(Extracted records)
::::::::::

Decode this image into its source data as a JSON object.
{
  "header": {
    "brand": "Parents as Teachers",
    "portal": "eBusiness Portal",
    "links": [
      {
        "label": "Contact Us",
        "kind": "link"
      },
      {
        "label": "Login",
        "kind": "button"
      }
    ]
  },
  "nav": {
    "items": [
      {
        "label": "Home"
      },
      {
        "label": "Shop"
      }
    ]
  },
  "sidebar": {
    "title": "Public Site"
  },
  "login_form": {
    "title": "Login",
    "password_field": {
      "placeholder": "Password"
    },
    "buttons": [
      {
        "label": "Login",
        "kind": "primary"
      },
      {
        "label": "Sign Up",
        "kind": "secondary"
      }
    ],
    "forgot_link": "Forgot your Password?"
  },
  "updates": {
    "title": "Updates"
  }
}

::::::::::

_Task description_: Take every line containing the word "label" and copy it.

_Reply to the exercise_:
        "label": "Contact Us",
        "label": "Login",
        "label": "Home"
        "label": "Shop"
        "label": "Login",
        "label": "Sign Up",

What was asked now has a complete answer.